Stored items

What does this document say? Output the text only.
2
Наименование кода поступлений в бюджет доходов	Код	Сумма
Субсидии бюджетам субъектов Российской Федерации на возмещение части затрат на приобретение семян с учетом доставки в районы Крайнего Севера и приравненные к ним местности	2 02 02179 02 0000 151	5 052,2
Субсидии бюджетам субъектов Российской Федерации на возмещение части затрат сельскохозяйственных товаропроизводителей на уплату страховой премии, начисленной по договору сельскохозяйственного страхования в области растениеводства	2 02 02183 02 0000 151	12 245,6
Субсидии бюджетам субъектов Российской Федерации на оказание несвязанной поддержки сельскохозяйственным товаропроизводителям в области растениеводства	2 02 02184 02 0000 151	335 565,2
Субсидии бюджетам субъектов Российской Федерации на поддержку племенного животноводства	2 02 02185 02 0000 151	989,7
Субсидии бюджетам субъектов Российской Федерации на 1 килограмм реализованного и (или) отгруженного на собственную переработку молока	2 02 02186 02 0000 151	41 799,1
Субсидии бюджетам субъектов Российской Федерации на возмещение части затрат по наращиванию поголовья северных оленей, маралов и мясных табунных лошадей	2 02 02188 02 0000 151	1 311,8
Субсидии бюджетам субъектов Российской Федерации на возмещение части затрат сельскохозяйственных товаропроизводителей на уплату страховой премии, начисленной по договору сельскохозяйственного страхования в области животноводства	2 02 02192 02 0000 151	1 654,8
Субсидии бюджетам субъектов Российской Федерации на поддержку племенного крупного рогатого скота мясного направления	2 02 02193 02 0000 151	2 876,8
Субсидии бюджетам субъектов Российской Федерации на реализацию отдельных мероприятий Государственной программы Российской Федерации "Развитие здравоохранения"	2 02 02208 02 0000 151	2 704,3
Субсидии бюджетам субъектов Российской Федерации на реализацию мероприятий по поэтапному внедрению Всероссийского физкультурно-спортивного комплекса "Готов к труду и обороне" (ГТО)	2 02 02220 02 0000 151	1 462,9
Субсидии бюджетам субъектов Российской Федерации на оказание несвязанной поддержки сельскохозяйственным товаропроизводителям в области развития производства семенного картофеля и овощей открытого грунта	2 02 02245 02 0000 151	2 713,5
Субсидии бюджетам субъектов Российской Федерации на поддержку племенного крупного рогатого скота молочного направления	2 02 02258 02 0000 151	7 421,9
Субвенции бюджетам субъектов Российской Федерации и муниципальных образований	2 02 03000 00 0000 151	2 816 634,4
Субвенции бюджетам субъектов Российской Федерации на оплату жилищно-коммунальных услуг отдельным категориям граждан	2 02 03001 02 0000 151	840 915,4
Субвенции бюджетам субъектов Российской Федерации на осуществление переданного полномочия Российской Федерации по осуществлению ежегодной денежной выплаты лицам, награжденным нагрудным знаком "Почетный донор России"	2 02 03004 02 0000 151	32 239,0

▸ **SHORT PROBLEM**:
Say the number of lines in the listing that hold "поддержки", with no added words.

▸ **EXERCISE ANSWER**:
2